• _Your goal_: Copy the following data line for line, without changing anything.

• _Supplied data_:
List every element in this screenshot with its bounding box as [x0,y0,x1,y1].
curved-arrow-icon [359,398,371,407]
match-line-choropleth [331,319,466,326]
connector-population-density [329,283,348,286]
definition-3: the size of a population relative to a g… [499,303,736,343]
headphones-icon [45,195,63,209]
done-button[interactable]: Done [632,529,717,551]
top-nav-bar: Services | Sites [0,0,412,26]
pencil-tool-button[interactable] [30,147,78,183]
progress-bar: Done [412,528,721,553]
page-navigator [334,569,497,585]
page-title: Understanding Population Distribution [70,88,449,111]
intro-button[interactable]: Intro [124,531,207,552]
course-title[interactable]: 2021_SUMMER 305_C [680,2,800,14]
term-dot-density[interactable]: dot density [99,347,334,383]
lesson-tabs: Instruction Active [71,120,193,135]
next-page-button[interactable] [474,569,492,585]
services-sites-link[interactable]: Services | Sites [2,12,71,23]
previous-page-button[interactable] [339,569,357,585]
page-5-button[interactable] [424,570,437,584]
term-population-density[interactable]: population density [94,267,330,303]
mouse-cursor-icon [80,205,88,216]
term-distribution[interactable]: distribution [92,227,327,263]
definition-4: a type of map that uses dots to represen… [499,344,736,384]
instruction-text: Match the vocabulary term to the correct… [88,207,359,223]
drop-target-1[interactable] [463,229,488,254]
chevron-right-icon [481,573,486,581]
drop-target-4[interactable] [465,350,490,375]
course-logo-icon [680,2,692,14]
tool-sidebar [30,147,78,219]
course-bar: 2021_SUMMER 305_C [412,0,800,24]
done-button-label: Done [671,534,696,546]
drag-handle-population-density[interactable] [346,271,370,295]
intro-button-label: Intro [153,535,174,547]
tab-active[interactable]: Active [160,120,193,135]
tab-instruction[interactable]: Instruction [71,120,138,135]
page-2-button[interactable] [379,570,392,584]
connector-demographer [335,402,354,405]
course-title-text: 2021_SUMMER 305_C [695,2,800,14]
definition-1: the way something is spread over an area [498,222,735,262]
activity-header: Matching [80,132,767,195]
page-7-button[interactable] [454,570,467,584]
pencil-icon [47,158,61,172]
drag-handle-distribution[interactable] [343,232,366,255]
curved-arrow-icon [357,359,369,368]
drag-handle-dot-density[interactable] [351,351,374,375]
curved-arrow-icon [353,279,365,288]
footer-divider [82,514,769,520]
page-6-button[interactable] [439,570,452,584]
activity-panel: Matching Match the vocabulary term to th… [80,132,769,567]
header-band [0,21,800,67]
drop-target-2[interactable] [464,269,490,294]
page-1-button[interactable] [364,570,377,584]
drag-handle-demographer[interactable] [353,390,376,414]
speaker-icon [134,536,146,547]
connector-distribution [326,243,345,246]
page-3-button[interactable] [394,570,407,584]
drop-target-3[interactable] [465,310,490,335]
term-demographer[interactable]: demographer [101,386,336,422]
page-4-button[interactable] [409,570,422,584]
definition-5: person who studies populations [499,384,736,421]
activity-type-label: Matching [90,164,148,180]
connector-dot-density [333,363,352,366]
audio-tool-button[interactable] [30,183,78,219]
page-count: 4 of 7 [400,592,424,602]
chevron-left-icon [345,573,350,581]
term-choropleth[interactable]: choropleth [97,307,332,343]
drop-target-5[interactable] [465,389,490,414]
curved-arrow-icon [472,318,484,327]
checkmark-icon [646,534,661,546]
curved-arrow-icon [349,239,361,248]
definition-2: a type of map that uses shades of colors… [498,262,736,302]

• _Right answer_:
List every element in this screenshot with its bounding box as [x0,y0,x1,y1].
curved-arrow-icon [359,398,371,407]
match-line-choropleth [331,319,466,326]
connector-population-density [329,283,348,286]
definition-3: the size of a population relative to a g… [499,303,736,343]
headphones-icon [45,195,63,209]
done-button[interactable]: Done [632,529,717,551]
top-nav-bar: Services | Sites [0,0,412,26]
pencil-tool-button[interactable] [30,147,78,183]
progress-bar: Done [412,528,721,553]
page-navigator [334,569,497,585]
page-title: Understanding Population Distribution [70,88,449,111]
intro-button[interactable]: Intro [124,531,207,552]
course-title[interactable]: 2021_SUMMER 305_C [680,2,800,14]
term-dot-density[interactable]: dot density [99,347,334,383]
lesson-tabs: Instruction Active [71,120,193,135]
next-page-button[interactable] [474,569,492,585]
services-sites-link[interactable]: Services | Sites [2,12,71,23]
previous-page-button[interactable] [339,569,357,585]
page-5-button[interactable] [424,570,437,584]
term-population-density[interactable]: population density [94,267,330,303]
mouse-cursor-icon [80,205,88,216]
term-distribution[interactable]: distribution [92,227,327,263]
definition-4: a type of map that uses dots to represen… [499,344,736,384]
instruction-text: Match the vocabulary term to the correct… [88,207,359,223]
drop-target-1[interactable] [463,229,488,254]
chevron-right-icon [481,573,486,581]
drop-target-4[interactable] [465,350,490,375]
course-logo-icon [680,2,692,14]
tool-sidebar [30,147,78,219]
course-bar: 2021_SUMMER 305_C [412,0,800,24]
done-button-label: Done [671,534,696,546]
drag-handle-population-density[interactable] [346,271,370,295]
intro-button-label: Intro [153,535,174,547]
tab-active[interactable]: Active [160,120,193,135]
tab-instruction[interactable]: Instruction [71,120,138,135]
page-2-button[interactable] [379,570,392,584]
connector-demographer [335,402,354,405]
course-title-text: 2021_SUMMER 305_C [695,2,800,14]
definition-1: the way something is spread over an area [498,222,735,262]
activity-header: Matching [80,132,767,195]
page-7-button[interactable] [454,570,467,584]
pencil-icon [47,158,61,172]
drag-handle-distribution[interactable] [343,232,366,255]
curved-arrow-icon [357,359,369,368]
drag-handle-dot-density[interactable] [351,351,374,375]
curved-arrow-icon [353,279,365,288]
footer-divider [82,514,769,520]
page-6-button[interactable] [439,570,452,584]
activity-panel: Matching Match the vocabulary term to th… [80,132,769,567]
header-band [0,21,800,67]
drop-target-2[interactable] [464,269,490,294]
page-1-button[interactable] [364,570,377,584]
drag-handle-demographer[interactable] [353,390,376,414]
speaker-icon [134,536,146,547]
connector-distribution [326,243,345,246]
page-3-button[interactable] [394,570,407,584]
drop-target-3[interactable] [465,310,490,335]
term-demographer[interactable]: demographer [101,386,336,422]
page-4-button[interactable] [409,570,422,584]
definition-5: person who studies populations [499,384,736,421]
activity-type-label: Matching [90,164,148,180]
connector-dot-density [333,363,352,366]
audio-tool-button[interactable] [30,183,78,219]
page-count: 4 of 7 [400,592,424,602]
chevron-left-icon [345,573,350,581]
term-choropleth[interactable]: choropleth [97,307,332,343]
drop-target-5[interactable] [465,389,490,414]
curved-arrow-icon [472,318,484,327]
checkmark-icon [646,534,661,546]
curved-arrow-icon [349,239,361,248]
definition-2: a type of map that uses shades of colors… [498,262,736,302]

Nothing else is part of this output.